Pick out every line in the data below that holds "positive".

**********

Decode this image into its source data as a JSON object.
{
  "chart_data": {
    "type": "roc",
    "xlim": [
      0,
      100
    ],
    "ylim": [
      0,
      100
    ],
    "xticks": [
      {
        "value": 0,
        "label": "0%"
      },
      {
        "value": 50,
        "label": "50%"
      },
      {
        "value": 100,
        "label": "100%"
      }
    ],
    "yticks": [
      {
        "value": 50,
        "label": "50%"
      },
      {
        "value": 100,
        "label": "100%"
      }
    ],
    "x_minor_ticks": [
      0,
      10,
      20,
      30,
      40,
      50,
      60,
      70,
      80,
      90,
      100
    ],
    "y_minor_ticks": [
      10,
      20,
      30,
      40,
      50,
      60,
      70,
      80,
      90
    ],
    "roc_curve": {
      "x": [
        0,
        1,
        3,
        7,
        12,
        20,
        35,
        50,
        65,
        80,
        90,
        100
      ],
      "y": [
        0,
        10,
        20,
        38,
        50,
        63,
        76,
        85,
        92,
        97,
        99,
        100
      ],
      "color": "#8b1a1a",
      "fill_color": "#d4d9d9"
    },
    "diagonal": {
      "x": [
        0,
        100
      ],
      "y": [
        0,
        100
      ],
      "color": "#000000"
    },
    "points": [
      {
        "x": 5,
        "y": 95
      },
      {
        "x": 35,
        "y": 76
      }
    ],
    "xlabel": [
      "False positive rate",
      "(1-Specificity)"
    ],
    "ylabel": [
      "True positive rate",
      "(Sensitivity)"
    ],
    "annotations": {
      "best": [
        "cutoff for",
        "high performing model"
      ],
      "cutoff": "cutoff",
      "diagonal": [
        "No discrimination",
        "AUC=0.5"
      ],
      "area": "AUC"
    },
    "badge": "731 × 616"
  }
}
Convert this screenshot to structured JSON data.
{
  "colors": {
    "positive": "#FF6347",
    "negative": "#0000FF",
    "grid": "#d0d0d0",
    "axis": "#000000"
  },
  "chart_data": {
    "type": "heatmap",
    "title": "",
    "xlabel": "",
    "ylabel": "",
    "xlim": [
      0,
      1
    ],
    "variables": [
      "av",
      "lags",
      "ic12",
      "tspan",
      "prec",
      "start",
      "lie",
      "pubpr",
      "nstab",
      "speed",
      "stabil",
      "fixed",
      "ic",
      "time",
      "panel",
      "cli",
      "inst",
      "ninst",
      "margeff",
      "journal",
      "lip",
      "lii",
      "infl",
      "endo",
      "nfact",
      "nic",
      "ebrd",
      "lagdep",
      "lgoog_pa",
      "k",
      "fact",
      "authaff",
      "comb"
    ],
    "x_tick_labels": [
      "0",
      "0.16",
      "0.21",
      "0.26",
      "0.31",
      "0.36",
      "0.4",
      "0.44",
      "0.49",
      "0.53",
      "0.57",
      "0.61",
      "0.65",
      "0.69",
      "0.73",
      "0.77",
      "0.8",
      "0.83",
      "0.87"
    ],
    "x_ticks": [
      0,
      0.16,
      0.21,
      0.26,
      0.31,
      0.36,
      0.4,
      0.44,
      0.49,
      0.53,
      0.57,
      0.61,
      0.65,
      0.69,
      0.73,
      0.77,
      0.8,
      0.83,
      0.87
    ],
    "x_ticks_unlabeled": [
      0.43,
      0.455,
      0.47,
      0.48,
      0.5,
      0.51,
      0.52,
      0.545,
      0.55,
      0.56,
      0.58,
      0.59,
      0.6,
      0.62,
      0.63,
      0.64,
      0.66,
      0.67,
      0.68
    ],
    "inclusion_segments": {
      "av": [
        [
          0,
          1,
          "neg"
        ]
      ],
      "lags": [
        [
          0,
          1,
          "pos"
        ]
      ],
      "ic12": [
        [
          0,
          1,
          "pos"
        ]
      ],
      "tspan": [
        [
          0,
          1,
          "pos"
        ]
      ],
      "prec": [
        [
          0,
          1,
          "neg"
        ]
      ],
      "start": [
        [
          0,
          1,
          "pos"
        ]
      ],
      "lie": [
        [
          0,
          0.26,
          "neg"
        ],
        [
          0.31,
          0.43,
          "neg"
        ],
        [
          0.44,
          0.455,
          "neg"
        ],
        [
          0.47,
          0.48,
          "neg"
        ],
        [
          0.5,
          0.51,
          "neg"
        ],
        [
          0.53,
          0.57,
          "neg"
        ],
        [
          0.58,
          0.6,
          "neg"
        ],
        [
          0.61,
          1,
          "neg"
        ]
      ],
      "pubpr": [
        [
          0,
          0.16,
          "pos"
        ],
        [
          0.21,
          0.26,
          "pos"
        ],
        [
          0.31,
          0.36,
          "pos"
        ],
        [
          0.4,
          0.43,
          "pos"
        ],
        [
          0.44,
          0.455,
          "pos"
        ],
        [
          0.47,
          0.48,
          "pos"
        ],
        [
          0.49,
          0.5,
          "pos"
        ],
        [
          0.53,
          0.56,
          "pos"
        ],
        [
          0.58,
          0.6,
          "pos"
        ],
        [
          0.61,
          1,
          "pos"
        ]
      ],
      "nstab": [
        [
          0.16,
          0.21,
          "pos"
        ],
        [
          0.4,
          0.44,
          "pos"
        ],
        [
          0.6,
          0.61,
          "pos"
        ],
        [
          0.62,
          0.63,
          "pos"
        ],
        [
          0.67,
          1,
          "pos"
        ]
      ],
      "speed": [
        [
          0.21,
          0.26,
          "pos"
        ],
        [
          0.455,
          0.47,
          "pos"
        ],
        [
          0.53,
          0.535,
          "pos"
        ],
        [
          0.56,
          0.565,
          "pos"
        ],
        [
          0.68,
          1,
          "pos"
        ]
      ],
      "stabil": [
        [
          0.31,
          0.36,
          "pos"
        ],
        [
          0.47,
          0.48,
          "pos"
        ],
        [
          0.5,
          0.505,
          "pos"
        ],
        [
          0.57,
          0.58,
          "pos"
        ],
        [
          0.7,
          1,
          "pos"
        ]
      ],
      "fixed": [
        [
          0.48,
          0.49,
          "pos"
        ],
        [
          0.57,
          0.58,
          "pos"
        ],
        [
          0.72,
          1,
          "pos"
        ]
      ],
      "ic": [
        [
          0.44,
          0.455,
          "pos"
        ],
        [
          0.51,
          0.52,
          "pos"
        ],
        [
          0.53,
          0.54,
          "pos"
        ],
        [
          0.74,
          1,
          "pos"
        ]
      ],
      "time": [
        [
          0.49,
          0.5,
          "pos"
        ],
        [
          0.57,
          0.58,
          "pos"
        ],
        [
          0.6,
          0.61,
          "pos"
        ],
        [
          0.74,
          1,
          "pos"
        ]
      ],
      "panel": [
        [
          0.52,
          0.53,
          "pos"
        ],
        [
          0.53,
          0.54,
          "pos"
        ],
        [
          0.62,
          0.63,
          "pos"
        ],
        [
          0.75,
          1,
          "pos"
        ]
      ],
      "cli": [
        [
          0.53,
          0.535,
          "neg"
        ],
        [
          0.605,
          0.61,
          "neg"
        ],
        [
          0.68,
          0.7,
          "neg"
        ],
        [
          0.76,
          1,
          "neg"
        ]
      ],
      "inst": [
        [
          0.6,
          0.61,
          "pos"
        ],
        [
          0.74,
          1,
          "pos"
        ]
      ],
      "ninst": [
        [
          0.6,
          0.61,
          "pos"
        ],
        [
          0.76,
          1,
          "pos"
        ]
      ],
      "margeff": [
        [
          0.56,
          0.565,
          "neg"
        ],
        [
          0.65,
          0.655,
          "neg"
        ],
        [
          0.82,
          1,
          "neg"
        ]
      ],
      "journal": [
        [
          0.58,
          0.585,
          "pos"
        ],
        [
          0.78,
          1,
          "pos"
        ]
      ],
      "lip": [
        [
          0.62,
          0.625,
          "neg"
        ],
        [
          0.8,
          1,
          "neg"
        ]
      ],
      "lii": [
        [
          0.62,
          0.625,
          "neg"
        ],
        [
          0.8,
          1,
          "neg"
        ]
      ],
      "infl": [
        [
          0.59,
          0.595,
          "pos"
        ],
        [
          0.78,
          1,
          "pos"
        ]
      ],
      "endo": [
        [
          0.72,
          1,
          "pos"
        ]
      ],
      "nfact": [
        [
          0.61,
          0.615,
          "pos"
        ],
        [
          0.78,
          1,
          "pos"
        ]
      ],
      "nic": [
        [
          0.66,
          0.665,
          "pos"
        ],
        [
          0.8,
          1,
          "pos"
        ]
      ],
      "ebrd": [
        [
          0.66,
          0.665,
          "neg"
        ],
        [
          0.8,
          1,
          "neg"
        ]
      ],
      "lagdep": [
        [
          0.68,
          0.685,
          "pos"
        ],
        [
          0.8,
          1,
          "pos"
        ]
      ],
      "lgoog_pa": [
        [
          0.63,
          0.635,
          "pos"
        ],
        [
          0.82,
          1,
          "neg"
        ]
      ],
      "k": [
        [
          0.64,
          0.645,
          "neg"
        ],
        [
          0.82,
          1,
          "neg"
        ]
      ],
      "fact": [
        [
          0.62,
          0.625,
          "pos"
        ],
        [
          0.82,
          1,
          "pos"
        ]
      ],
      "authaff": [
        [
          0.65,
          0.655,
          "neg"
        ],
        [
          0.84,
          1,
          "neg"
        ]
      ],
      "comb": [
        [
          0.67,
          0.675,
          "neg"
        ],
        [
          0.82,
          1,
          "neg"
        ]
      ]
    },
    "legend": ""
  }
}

**********

→ Complete output:
      "False positive rate",
      "True positive rate",
    "positive": "#FF6347",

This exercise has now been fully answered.